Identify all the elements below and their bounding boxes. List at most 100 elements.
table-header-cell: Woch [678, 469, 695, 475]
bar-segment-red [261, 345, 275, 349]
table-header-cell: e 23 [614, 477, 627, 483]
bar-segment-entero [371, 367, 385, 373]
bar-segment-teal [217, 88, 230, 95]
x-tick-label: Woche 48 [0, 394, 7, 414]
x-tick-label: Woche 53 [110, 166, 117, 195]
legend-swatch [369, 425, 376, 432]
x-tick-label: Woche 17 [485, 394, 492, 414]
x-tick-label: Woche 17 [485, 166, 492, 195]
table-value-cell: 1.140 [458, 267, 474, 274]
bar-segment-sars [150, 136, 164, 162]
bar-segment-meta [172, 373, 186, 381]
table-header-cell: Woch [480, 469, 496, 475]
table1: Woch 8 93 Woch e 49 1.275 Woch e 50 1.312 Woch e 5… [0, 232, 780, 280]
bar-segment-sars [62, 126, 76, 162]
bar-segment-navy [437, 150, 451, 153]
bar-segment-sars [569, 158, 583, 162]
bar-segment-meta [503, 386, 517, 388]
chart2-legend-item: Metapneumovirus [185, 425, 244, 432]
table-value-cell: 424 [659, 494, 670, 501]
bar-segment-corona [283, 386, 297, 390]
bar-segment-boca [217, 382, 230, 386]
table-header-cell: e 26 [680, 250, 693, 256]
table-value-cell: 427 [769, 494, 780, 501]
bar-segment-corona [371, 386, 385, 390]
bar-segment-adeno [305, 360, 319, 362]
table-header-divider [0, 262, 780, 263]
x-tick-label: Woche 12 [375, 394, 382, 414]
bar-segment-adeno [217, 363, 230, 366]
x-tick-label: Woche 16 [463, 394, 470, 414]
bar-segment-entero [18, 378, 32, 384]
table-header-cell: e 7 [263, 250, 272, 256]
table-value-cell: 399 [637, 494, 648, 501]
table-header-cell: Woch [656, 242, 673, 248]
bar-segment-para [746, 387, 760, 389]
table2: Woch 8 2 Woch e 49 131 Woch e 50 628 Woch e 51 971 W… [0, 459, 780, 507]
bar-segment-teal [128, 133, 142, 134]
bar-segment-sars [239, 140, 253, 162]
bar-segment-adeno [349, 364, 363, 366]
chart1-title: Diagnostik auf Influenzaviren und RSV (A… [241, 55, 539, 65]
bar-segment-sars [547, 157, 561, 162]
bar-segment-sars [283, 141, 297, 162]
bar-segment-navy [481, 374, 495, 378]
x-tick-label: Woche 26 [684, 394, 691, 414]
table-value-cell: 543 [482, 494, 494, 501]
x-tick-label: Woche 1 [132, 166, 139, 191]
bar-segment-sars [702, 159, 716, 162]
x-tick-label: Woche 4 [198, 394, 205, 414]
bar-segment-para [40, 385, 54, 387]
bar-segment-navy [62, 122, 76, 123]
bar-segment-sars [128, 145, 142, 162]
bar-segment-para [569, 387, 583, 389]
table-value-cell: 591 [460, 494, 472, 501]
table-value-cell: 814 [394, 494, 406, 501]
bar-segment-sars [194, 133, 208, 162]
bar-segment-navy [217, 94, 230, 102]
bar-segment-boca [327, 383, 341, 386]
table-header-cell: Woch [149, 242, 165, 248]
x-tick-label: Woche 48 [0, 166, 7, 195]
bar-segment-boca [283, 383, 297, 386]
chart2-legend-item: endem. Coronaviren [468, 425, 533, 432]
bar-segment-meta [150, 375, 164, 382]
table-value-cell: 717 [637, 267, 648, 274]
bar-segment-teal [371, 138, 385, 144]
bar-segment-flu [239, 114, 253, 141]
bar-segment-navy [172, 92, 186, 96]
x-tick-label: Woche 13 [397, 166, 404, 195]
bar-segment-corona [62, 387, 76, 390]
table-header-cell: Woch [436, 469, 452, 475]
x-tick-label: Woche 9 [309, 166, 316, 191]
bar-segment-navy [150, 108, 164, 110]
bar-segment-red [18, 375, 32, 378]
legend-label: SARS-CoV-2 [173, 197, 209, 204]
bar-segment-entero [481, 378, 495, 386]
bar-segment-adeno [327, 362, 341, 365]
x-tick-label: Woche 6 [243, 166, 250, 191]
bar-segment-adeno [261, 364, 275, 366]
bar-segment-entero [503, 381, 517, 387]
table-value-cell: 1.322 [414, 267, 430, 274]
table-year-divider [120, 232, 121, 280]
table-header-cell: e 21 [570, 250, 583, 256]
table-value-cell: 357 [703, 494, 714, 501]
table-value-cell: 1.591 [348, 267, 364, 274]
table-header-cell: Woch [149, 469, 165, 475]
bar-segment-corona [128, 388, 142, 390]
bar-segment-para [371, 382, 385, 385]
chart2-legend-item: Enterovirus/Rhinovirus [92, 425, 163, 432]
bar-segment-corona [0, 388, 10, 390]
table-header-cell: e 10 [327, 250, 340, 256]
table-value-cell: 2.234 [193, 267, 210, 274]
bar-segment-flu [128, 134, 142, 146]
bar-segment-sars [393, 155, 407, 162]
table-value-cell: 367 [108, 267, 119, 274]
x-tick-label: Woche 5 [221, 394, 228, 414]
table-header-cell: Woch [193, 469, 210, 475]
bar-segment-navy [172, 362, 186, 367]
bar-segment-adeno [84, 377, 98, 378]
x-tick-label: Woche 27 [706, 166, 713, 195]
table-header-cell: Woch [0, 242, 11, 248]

++++++++++++++++++++

> The problem
Every entry above should be returned exactly as written.

> Response to this task
Identify all the elements below and their bounding boxes. List at most 100 elements.
table-header-cell: Woch [678, 469, 695, 475]
bar-segment-red [261, 345, 275, 349]
table-header-cell: e 23 [614, 477, 627, 483]
bar-segment-entero [371, 367, 385, 373]
bar-segment-teal [217, 88, 230, 95]
x-tick-label: Woche 48 [0, 394, 7, 414]
x-tick-label: Woche 53 [110, 166, 117, 195]
legend-swatch [369, 425, 376, 432]
x-tick-label: Woche 17 [485, 394, 492, 414]
x-tick-label: Woche 17 [485, 166, 492, 195]
table-value-cell: 1.140 [458, 267, 474, 274]
bar-segment-sars [150, 136, 164, 162]
bar-segment-meta [172, 373, 186, 381]
table-header-cell: Woch [480, 469, 496, 475]
table1: Woch 8 93 Woch e 49 1.275 Woch e 50 1.312 Woch e 5… [0, 232, 780, 280]
bar-segment-sars [62, 126, 76, 162]
bar-segment-navy [437, 150, 451, 153]
bar-segment-sars [569, 158, 583, 162]
bar-segment-meta [503, 386, 517, 388]
chart2-legend-item: Metapneumovirus [185, 425, 244, 432]
table-value-cell: 424 [659, 494, 670, 501]
bar-segment-corona [283, 386, 297, 390]
bar-segment-boca [217, 382, 230, 386]
table-header-cell: e 26 [680, 250, 693, 256]
table-value-cell: 427 [769, 494, 780, 501]
bar-segment-corona [371, 386, 385, 390]
bar-segment-adeno [305, 360, 319, 362]
table-header-divider [0, 262, 780, 263]
x-tick-label: Woche 12 [375, 394, 382, 414]
bar-segment-adeno [217, 363, 230, 366]
x-tick-label: Woche 16 [463, 394, 470, 414]
bar-segment-entero [18, 378, 32, 384]
table-header-cell: e 7 [263, 250, 272, 256]
table-value-cell: 399 [637, 494, 648, 501]
table-header-cell: Woch [656, 242, 673, 248]
bar-segment-para [746, 387, 760, 389]
table2: Woch 8 2 Woch e 49 131 Woch e 50 628 Woch e 51 971 W… [0, 459, 780, 507]
bar-segment-teal [128, 133, 142, 134]
bar-segment-sars [239, 140, 253, 162]
bar-segment-adeno [349, 364, 363, 366]
chart1-title: Diagnostik auf Influenzaviren und RSV (A… [241, 55, 539, 65]
bar-segment-sars [547, 157, 561, 162]
bar-segment-sars [283, 141, 297, 162]
bar-segment-navy [481, 374, 495, 378]
x-tick-label: Woche 26 [684, 394, 691, 414]
table-value-cell: 543 [482, 494, 494, 501]
x-tick-label: Woche 1 [132, 166, 139, 191]
bar-segment-sars [702, 159, 716, 162]
x-tick-label: Woche 4 [198, 394, 205, 414]
bar-segment-para [40, 385, 54, 387]
bar-segment-navy [62, 122, 76, 123]
bar-segment-sars [128, 145, 142, 162]
bar-segment-para [569, 387, 583, 389]
table-value-cell: 591 [460, 494, 472, 501]
table-value-cell: 814 [394, 494, 406, 501]
bar-segment-sars [194, 133, 208, 162]
bar-segment-navy [217, 94, 230, 102]
bar-segment-boca [327, 383, 341, 386]
table-header-cell: Woch [149, 242, 165, 248]
x-tick-label: Woche 48 [0, 166, 7, 195]
bar-segment-boca [283, 383, 297, 386]
chart2-legend-item: endem. Coronaviren [468, 425, 533, 432]
bar-segment-meta [150, 375, 164, 382]
table-value-cell: 717 [637, 267, 648, 274]
bar-segment-teal [371, 138, 385, 144]
bar-segment-flu [239, 114, 253, 141]
bar-segment-navy [172, 92, 186, 96]
x-tick-label: Woche 13 [397, 166, 404, 195]
bar-segment-corona [62, 387, 76, 390]
table-header-cell: Woch [436, 469, 452, 475]
x-tick-label: Woche 9 [309, 166, 316, 191]
bar-segment-navy [150, 108, 164, 110]
bar-segment-red [18, 375, 32, 378]
legend-label: SARS-CoV-2 [173, 197, 209, 204]
bar-segment-entero [481, 378, 495, 386]
bar-segment-adeno [327, 362, 341, 365]
x-tick-label: Woche 6 [243, 166, 250, 191]
bar-segment-adeno [261, 364, 275, 366]
bar-segment-entero [503, 381, 517, 387]
table-value-cell: 1.322 [414, 267, 430, 274]
table-year-divider [120, 232, 121, 280]
table-header-cell: e 21 [570, 250, 583, 256]
table-value-cell: 357 [703, 494, 714, 501]
table-value-cell: 1.591 [348, 267, 364, 274]
table-header-cell: Woch [149, 469, 165, 475]
bar-segment-corona [128, 388, 142, 390]
bar-segment-para [371, 382, 385, 385]
chart2-legend-item: Enterovirus/Rhinovirus [92, 425, 163, 432]
bar-segment-corona [0, 388, 10, 390]
table-header-cell: e 10 [327, 250, 340, 256]
table-value-cell: 2.234 [193, 267, 210, 274]
bar-segment-flu [128, 134, 142, 146]
bar-segment-sars [393, 155, 407, 162]
table-value-cell: 367 [108, 267, 119, 274]
x-tick-label: Woche 5 [221, 394, 228, 414]
table-header-cell: Woch [193, 469, 210, 475]
bar-segment-navy [172, 362, 186, 367]
bar-segment-adeno [84, 377, 98, 378]
x-tick-label: Woche 27 [706, 166, 713, 195]
table-header-cell: Woch [0, 242, 11, 248]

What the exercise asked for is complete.